The problem: Rewrite all of the lines below, changing each "facet-strip" to "facet-header" and keeping everything else the same. Leave the pictures out of your answer.

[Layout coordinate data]
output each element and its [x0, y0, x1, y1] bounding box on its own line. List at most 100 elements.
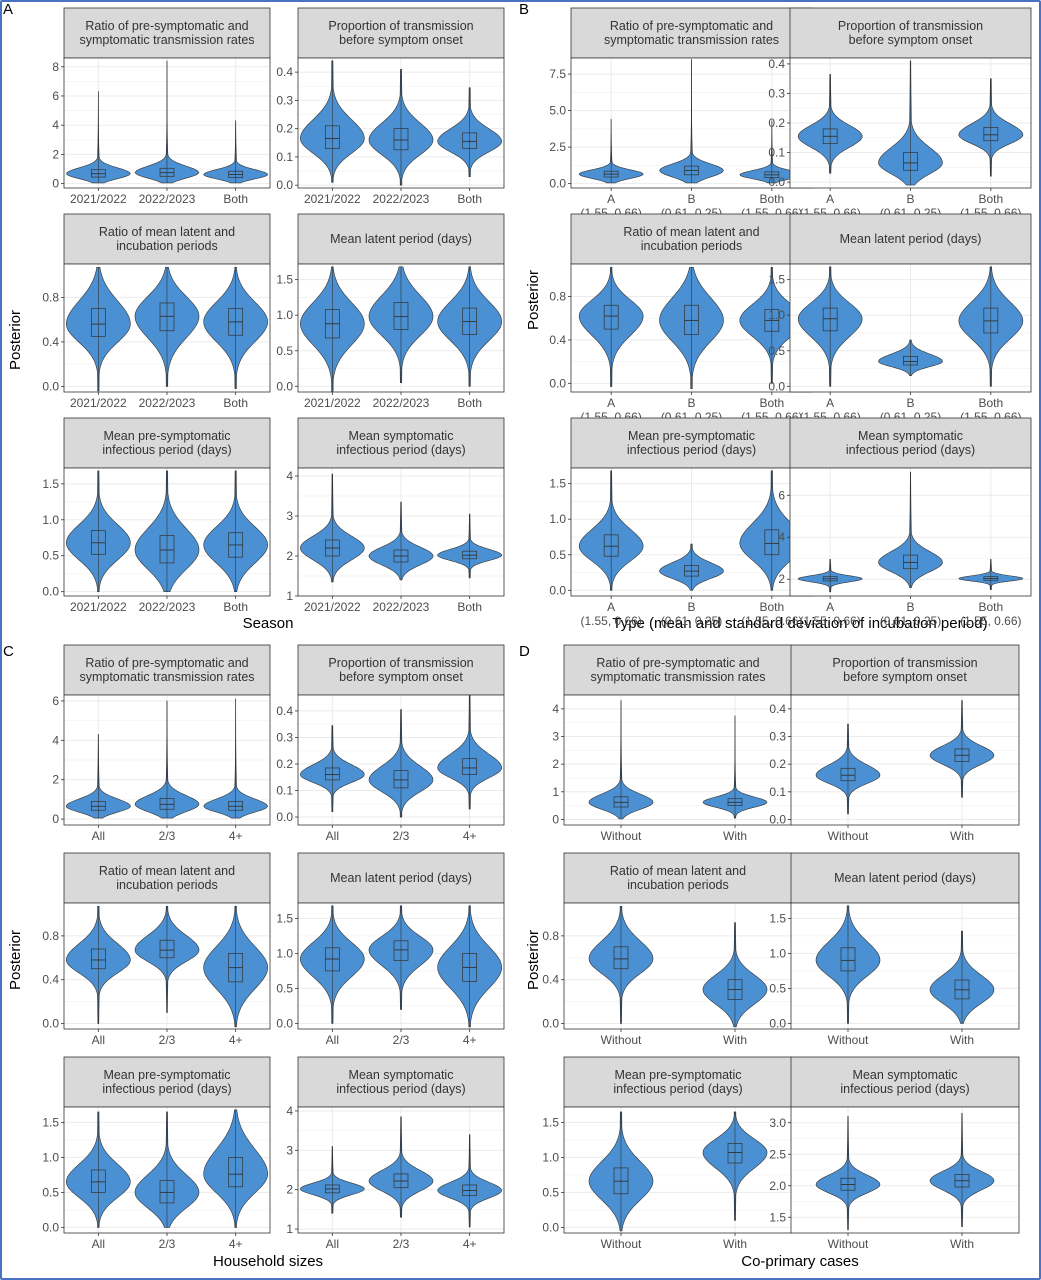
y-tick-label: 1.5: [542, 1115, 559, 1129]
box: [727, 1143, 743, 1164]
facet-strip: [563, 852, 793, 904]
box: [903, 356, 918, 366]
x-tick-label: Without: [828, 1033, 869, 1047]
panel-border: [790, 902, 1020, 1030]
y-tick-label: 6: [778, 488, 785, 502]
x-tick-label: Without: [601, 829, 642, 843]
y-tick-label: 0.4: [769, 702, 786, 716]
y-axis-label: Posterior: [525, 270, 542, 330]
facet-title: before symptom onset: [339, 33, 463, 47]
panel-b: B Posterior Type (mean and standard deviat…: [519, 1, 1032, 632]
x-tick-label: 4+: [229, 829, 243, 843]
x-tick-label: A: [826, 192, 834, 206]
y-tick-label: 4: [778, 530, 785, 544]
facet-title: Mean latent period (days): [834, 871, 976, 885]
y-tick-label: 2.5: [769, 1147, 786, 1161]
y-tick-label: 0.5: [769, 981, 786, 995]
y-tick-label: 0.2: [276, 122, 293, 136]
x-tick-label: A: [826, 600, 834, 614]
y-tick-label: 1: [552, 785, 559, 799]
y-tick-label: 0.0: [549, 583, 566, 597]
box: [822, 307, 838, 332]
box: [324, 125, 340, 149]
y-tick-label: 2: [286, 549, 293, 563]
y-tick-label: 0.3: [276, 93, 293, 107]
y-tick-label: 1.0: [769, 946, 786, 960]
x-tick-label: Both: [457, 396, 482, 410]
facet-strip: [789, 7, 1032, 59]
facet-title: Ratio of pre-symptomatic and: [596, 656, 759, 670]
facet-strip: [790, 852, 1020, 904]
box: [903, 554, 918, 570]
y-tick-label: 0.0: [276, 178, 293, 192]
y-tick-label: 0.4: [768, 57, 785, 71]
x-tick-label: B: [906, 396, 914, 410]
facet-strip: [570, 213, 813, 265]
x-tick-label: 2022/2023: [373, 600, 430, 614]
panel-border: [790, 1106, 1020, 1234]
y-tick-label: 1.5: [769, 911, 786, 925]
y-tick-label: 0.1: [768, 146, 785, 160]
x-tick-label: 2/3: [159, 1033, 176, 1047]
y-tick-label: 0: [52, 177, 59, 191]
facet-title: Proportion of transmission: [328, 19, 473, 33]
y-tick-label: 1.5: [769, 1210, 786, 1224]
x-tick-label: (1.55, 0.66): [960, 614, 1021, 628]
y-tick-label: 0.1: [276, 150, 293, 164]
y-tick-label: 0.0: [42, 1017, 59, 1031]
y-tick-label: 0: [52, 812, 59, 826]
x-axis-label: Co-primary cases: [741, 1253, 859, 1270]
box: [603, 534, 619, 557]
x-tick-label: With: [723, 829, 747, 843]
facet-strip: [297, 852, 505, 904]
x-tick-label: (0.61, 0.25): [880, 614, 941, 628]
box: [393, 770, 409, 789]
facet-strip: [297, 417, 505, 469]
x-tick-label: 2021/2022: [70, 396, 127, 410]
facet-title: infectious period (days): [613, 1082, 742, 1096]
box: [90, 1169, 106, 1193]
y-tick-label: 1.0: [276, 308, 293, 322]
x-tick-label: 4+: [463, 829, 477, 843]
y-tick-label: 0.4: [549, 333, 566, 347]
y-tick-label: 0.4: [542, 973, 559, 987]
y-tick-label: 1.5: [549, 477, 566, 491]
y-tick-label: 0.5: [542, 1185, 559, 1199]
facet-title: symptomatic transmission rates: [79, 33, 254, 47]
facet: Ratio of pre-symptomatic andsymptomatic …: [52, 7, 271, 206]
facet-title: infectious period (days): [627, 443, 756, 457]
x-axis-label: Type (mean and standard deviation of inc…: [612, 615, 987, 632]
facet-title: incubation periods: [116, 239, 217, 253]
panel-border: [790, 694, 1020, 826]
facet-title: Ratio of mean latent and: [623, 225, 759, 239]
facet-title: Proportion of transmission: [328, 656, 473, 670]
x-tick-label: A: [607, 192, 615, 206]
facet-title: Mean latent period (days): [330, 232, 472, 246]
x-tick-label: A: [607, 396, 615, 410]
box: [393, 940, 409, 961]
facet-title: before symptom onset: [843, 670, 967, 684]
y-tick-label: 0.0: [42, 585, 59, 599]
x-tick-label: (1.55, 0.66): [741, 614, 802, 628]
facet-title: Proportion of transmission: [838, 19, 983, 33]
y-tick-label: 0.0: [42, 1220, 59, 1234]
y-axis-label: Posterior: [525, 930, 542, 990]
y-tick-label: 0.0: [769, 812, 786, 826]
y-tick-label: 0.0: [769, 1016, 786, 1030]
x-tick-label: All: [92, 1237, 105, 1251]
facet: Ratio of pre-symptomatic andsymptomatic …: [552, 644, 793, 843]
y-tick-label: 0.0: [768, 175, 785, 189]
y-tick-label: 1.0: [276, 946, 293, 960]
y-tick-label: 0.0: [542, 1220, 559, 1234]
y-tick-label: 3: [286, 1143, 293, 1157]
x-tick-label: With: [950, 1237, 974, 1251]
facet-title: Mean symptomatic: [853, 1068, 958, 1082]
facet-strip: [63, 1056, 271, 1108]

Output for this exercise:
output each element and its [x0, y0, x1, y1] bounding box on its own line. List at most 100 elements.
y-tick-label: 1.5: [542, 1115, 559, 1129]
box: [727, 1143, 743, 1164]
facet-header: [563, 852, 793, 904]
box: [903, 356, 918, 366]
x-tick-label: Without: [828, 1033, 869, 1047]
panel-border: [790, 902, 1020, 1030]
y-tick-label: 6: [778, 488, 785, 502]
x-tick-label: Without: [601, 829, 642, 843]
y-tick-label: 0.4: [769, 702, 786, 716]
y-axis-label: Posterior: [525, 270, 542, 330]
facet-title: before symptom onset: [339, 33, 463, 47]
panel-b: B Posterior Type (mean and standard deviat…: [519, 1, 1032, 632]
x-tick-label: 4+: [229, 829, 243, 843]
x-tick-label: A: [826, 192, 834, 206]
y-tick-label: 4: [778, 530, 785, 544]
facet-title: Mean latent period (days): [834, 871, 976, 885]
y-tick-label: 2.5: [769, 1147, 786, 1161]
y-tick-label: 0.5: [769, 981, 786, 995]
y-tick-label: 0.2: [276, 122, 293, 136]
x-tick-label: A: [826, 600, 834, 614]
y-tick-label: 1: [552, 785, 559, 799]
y-tick-label: 0.0: [549, 583, 566, 597]
box: [822, 307, 838, 332]
box: [324, 125, 340, 149]
y-tick-label: 2: [286, 549, 293, 563]
y-tick-label: 0.3: [276, 93, 293, 107]
y-tick-label: 1.0: [769, 946, 786, 960]
x-tick-label: Both: [457, 396, 482, 410]
facet-header: [789, 7, 1032, 59]
facet-title: Ratio of pre-symptomatic and: [596, 656, 759, 670]
facet-header: [790, 852, 1020, 904]
box: [903, 554, 918, 570]
y-tick-label: 0.0: [276, 178, 293, 192]
y-tick-label: 0.4: [768, 57, 785, 71]
x-tick-label: B: [906, 396, 914, 410]
facet-header: [570, 213, 813, 265]
x-tick-label: 2022/2023: [373, 600, 430, 614]
panel-border: [790, 1106, 1020, 1234]
y-tick-label: 1.5: [769, 911, 786, 925]
y-tick-label: 0.1: [768, 146, 785, 160]
x-tick-label: 2/3: [159, 1033, 176, 1047]
y-tick-label: 0: [52, 177, 59, 191]
facet-title: Proportion of transmission: [328, 19, 473, 33]
y-tick-label: 1.5: [769, 1210, 786, 1224]
x-tick-label: (1.55, 0.66): [960, 614, 1021, 628]
y-tick-label: 0.1: [276, 150, 293, 164]
y-tick-label: 0.0: [42, 1017, 59, 1031]
y-tick-label: 0: [52, 812, 59, 826]
x-axis-label: Co-primary cases: [741, 1253, 859, 1270]
box: [603, 534, 619, 557]
x-tick-label: With: [723, 829, 747, 843]
facet-header: [297, 852, 505, 904]
x-tick-label: (0.61, 0.25): [880, 614, 941, 628]
box: [393, 770, 409, 789]
facet-header: [297, 417, 505, 469]
x-tick-label: 2021/2022: [70, 396, 127, 410]
facet-title: infectious period (days): [613, 1082, 742, 1096]
box: [90, 1169, 106, 1193]
y-tick-label: 1.0: [276, 308, 293, 322]
x-tick-label: 4+: [463, 829, 477, 843]
y-tick-label: 0.4: [549, 333, 566, 347]
y-tick-label: 0.4: [542, 973, 559, 987]
y-tick-label: 1.5: [549, 477, 566, 491]
y-tick-label: 0.5: [542, 1185, 559, 1199]
facet-title: symptomatic transmission rates: [79, 33, 254, 47]
facet: Ratio of pre-symptomatic andsymptomatic …: [52, 7, 271, 206]
facet-title: infectious period (days): [627, 443, 756, 457]
x-axis-label: Type (mean and standard deviation of inc…: [612, 615, 987, 632]
facet-title: incubation periods: [116, 239, 217, 253]
panel-border: [790, 694, 1020, 826]
facet-title: Ratio of mean latent and: [623, 225, 759, 239]
facet-title: Proportion of transmission: [328, 656, 473, 670]
x-tick-label: A: [607, 192, 615, 206]
facet-title: Mean latent period (days): [330, 232, 472, 246]
x-tick-label: A: [607, 396, 615, 410]
box: [393, 940, 409, 961]
facet-title: before symptom onset: [843, 670, 967, 684]
y-tick-label: 0.0: [42, 585, 59, 599]
x-tick-label: (1.55, 0.66): [741, 614, 802, 628]
facet-title: Proportion of transmission: [838, 19, 983, 33]
y-tick-label: 0.0: [42, 1220, 59, 1234]
y-axis-label: Posterior: [525, 930, 542, 990]
y-tick-label: 0.0: [769, 812, 786, 826]
y-tick-label: 0.0: [769, 1016, 786, 1030]
x-tick-label: All: [92, 1237, 105, 1251]
facet: Ratio of pre-symptomatic andsymptomatic …: [552, 644, 793, 843]
y-tick-label: 0.0: [768, 175, 785, 189]
y-tick-label: 1.0: [276, 946, 293, 960]
y-tick-label: 0.0: [542, 1220, 559, 1234]
y-tick-label: 3: [286, 1143, 293, 1157]
x-tick-label: With: [950, 1237, 974, 1251]
facet-title: Mean symptomatic: [853, 1068, 958, 1082]
facet-header: [63, 1056, 271, 1108]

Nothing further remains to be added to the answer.